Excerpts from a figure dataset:
((
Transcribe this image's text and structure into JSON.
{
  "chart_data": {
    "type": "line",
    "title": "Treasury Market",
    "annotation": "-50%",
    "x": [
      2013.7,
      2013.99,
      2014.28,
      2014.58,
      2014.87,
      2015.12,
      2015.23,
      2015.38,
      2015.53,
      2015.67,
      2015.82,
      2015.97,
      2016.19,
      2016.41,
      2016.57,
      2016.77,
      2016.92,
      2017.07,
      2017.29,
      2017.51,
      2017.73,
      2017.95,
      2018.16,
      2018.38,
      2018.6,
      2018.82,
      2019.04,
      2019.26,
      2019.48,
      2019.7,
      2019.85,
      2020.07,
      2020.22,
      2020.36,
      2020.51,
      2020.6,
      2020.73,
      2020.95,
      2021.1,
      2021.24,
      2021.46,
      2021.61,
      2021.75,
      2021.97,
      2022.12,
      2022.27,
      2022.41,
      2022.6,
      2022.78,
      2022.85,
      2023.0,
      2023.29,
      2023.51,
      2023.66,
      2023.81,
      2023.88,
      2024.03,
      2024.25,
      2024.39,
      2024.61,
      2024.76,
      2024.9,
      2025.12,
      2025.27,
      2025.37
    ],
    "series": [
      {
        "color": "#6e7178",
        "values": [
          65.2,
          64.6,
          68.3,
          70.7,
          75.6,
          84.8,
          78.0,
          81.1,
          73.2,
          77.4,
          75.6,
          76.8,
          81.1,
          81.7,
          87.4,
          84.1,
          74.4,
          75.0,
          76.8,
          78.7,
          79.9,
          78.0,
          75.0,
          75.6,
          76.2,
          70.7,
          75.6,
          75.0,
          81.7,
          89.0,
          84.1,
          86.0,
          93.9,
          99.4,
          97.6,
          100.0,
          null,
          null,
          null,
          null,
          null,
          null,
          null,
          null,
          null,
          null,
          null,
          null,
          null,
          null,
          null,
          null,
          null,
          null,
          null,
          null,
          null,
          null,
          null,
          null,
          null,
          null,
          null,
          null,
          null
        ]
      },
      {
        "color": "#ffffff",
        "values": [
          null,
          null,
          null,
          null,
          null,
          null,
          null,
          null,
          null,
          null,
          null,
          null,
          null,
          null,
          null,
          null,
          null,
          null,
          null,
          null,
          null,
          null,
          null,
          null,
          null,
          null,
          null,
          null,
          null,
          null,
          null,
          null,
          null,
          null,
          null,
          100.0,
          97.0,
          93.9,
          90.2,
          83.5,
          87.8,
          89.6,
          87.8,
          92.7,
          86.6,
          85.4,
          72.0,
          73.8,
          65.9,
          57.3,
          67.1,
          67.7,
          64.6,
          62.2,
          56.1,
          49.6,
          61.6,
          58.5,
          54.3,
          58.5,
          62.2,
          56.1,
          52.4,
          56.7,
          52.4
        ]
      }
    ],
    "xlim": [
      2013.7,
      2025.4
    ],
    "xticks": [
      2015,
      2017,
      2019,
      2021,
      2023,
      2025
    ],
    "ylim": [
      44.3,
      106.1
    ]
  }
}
))
Emit the records above again, exactly, with no line skipped.

FINAL ANSWER.
Transcribe this image's text and structure into JSON.
{
  "chart_data": {
    "type": "line",
    "title": "Treasury Market",
    "annotation": "-50%",
    "x": [
      2013.7,
      2013.99,
      2014.28,
      2014.58,
      2014.87,
      2015.12,
      2015.23,
      2015.38,
      2015.53,
      2015.67,
      2015.82,
      2015.97,
      2016.19,
      2016.41,
      2016.57,
      2016.77,
      2016.92,
      2017.07,
      2017.29,
      2017.51,
      2017.73,
      2017.95,
      2018.16,
      2018.38,
      2018.6,
      2018.82,
      2019.04,
      2019.26,
      2019.48,
      2019.7,
      2019.85,
      2020.07,
      2020.22,
      2020.36,
      2020.51,
      2020.6,
      2020.73,
      2020.95,
      2021.1,
      2021.24,
      2021.46,
      2021.61,
      2021.75,
      2021.97,
      2022.12,
      2022.27,
      2022.41,
      2022.6,
      2022.78,
      2022.85,
      2023.0,
      2023.29,
      2023.51,
      2023.66,
      2023.81,
      2023.88,
      2024.03,
      2024.25,
      2024.39,
      2024.61,
      2024.76,
      2024.9,
      2025.12,
      2025.27,
      2025.37
    ],
    "series": [
      {
        "color": "#6e7178",
        "values": [
          65.2,
          64.6,
          68.3,
          70.7,
          75.6,
          84.8,
          78.0,
          81.1,
          73.2,
          77.4,
          75.6,
          76.8,
          81.1,
          81.7,
          87.4,
          84.1,
          74.4,
          75.0,
          76.8,
          78.7,
          79.9,
          78.0,
          75.0,
          75.6,
          76.2,
          70.7,
          75.6,
          75.0,
          81.7,
          89.0,
          84.1,
          86.0,
          93.9,
          99.4,
          97.6,
          100.0,
          null,
          null,
          null,
          null,
          null,
          null,
          null,
          null,
          null,
          null,
          null,
          null,
          null,
          null,
          null,
          null,
          null,
          null,
          null,
          null,
          null,
          null,
          null,
          null,
          null,
          null,
          null,
          null,
          null
        ]
      },
      {
        "color": "#ffffff",
        "values": [
          null,
          null,
          null,
          null,
          null,
          null,
          null,
          null,
          null,
          null,
          null,
          null,
          null,
          null,
          null,
          null,
          null,
          null,
          null,
          null,
          null,
          null,
          null,
          null,
          null,
          null,
          null,
          null,
          null,
          null,
          null,
          null,
          null,
          null,
          null,
          100.0,
          97.0,
          93.9,
          90.2,
          83.5,
          87.8,
          89.6,
          87.8,
          92.7,
          86.6,
          85.4,
          72.0,
          73.8,
          65.9,
          57.3,
          67.1,
          67.7,
          64.6,
          62.2,
          56.1,
          49.6,
          61.6,
          58.5,
          54.3,
          58.5,
          62.2,
          56.1,
          52.4,
          56.7,
          52.4
        ]
      }
    ],
    "xlim": [
      2013.7,
      2025.4
    ],
    "xticks": [
      2015,
      2017,
      2019,
      2021,
      2023,
      2025
    ],
    "ylim": [
      44.3,
      106.1
    ]
  }
}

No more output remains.